● What needs to be done:
Output each entry verbatim and exclude every picture from it.

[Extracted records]

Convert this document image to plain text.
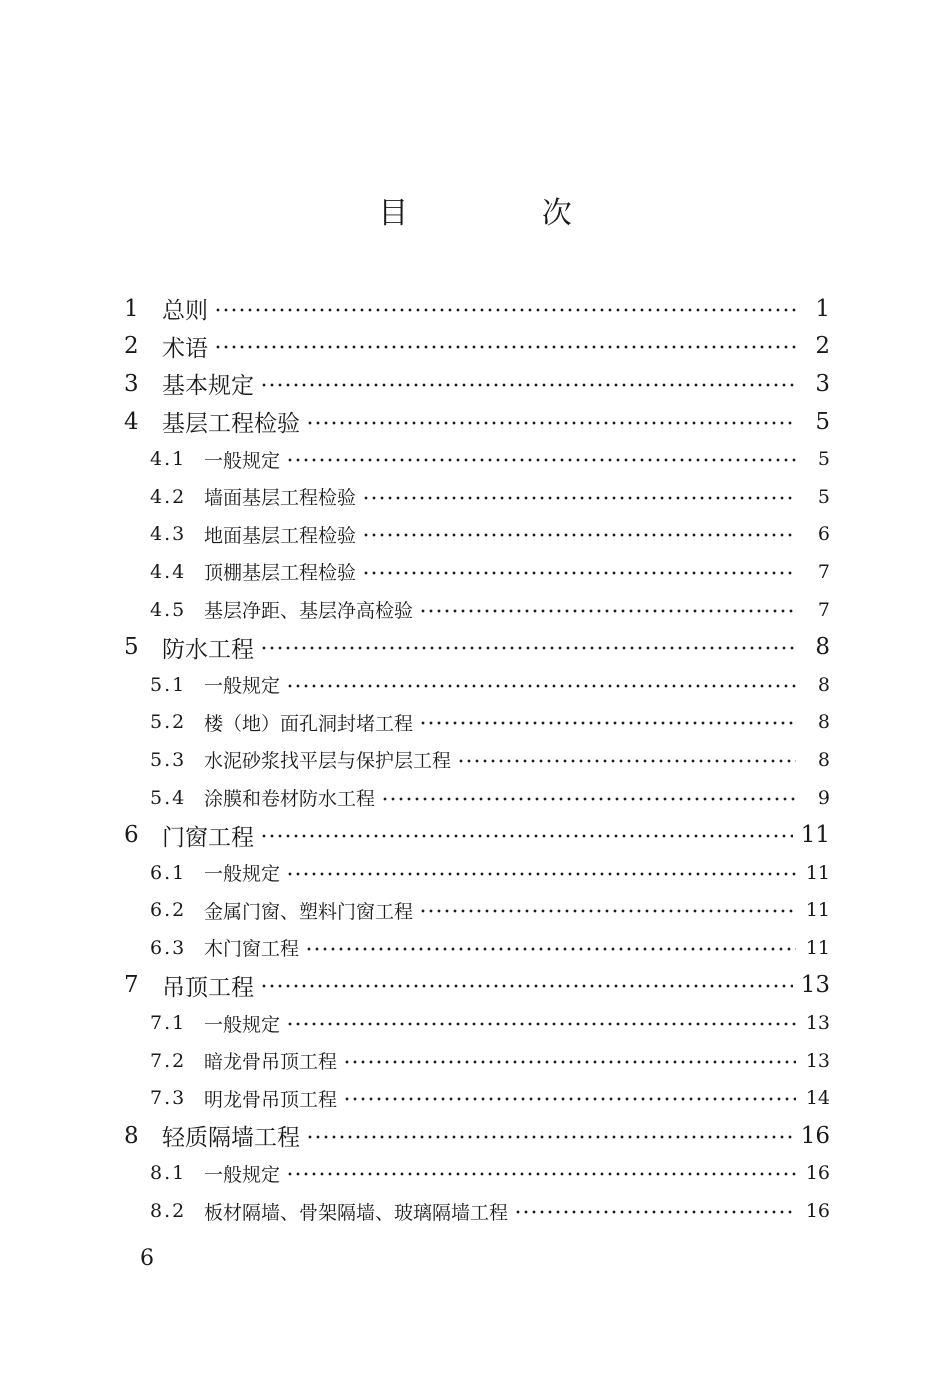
目 次
1	总则	1
2	术语	2
3	基本规定	3
4	基层工程检验	5
4.1 一般规定	5
4.2 墙面基层工程检验	5
4.3 地面基层工程检验	6
4.4 顶棚基层工程检验	7
4.5 基层净距、基层净高检验	7
5	防水工程	8
5.1 一般规定	8
5.2 楼（地）面孔洞封堵工程	8
5.3 水泥砂浆找平层与保护层工程	8
5.4 涂膜和卷材防水工程	9
6	门窗工程	11
6.1 一般规定	11
6.2 金属门窗、塑料门窗工程	11
6.3 木门窗工程	11
7	吊顶工程	13
7.1 一般规定	13
7.2 暗龙骨吊顶工程	13
7.3 明龙骨吊顶工程	14
8	轻质隔墙工程	16
8.1 一般规定	16
8.2 板材隔墙、骨架隔墙、玻璃隔墙工程	16
6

● Task solution:
Convert this document image to plain text.
目 次
1	总则	1
2	术语	2
3	基本规定	3
4	基层工程检验	5
4.1 一般规定	5
4.2 墙面基层工程检验	5
4.3 地面基层工程检验	6
4.4 顶棚基层工程检验	7
4.5 基层净距、基层净高检验	7
5	防水工程	8
5.1 一般规定	8
5.2 楼（地）面孔洞封堵工程	8
5.3 水泥砂浆找平层与保护层工程	8
5.4 涂膜和卷材防水工程	9
6	门窗工程	11
6.1 一般规定	11
6.2 金属门窗、塑料门窗工程	11
6.3 木门窗工程	11
7	吊顶工程	13
7.1 一般规定	13
7.2 暗龙骨吊顶工程	13
7.3 明龙骨吊顶工程	14
8	轻质隔墙工程	16
8.1 一般规定	16
8.2 板材隔墙、骨架隔墙、玻璃隔墙工程	16
6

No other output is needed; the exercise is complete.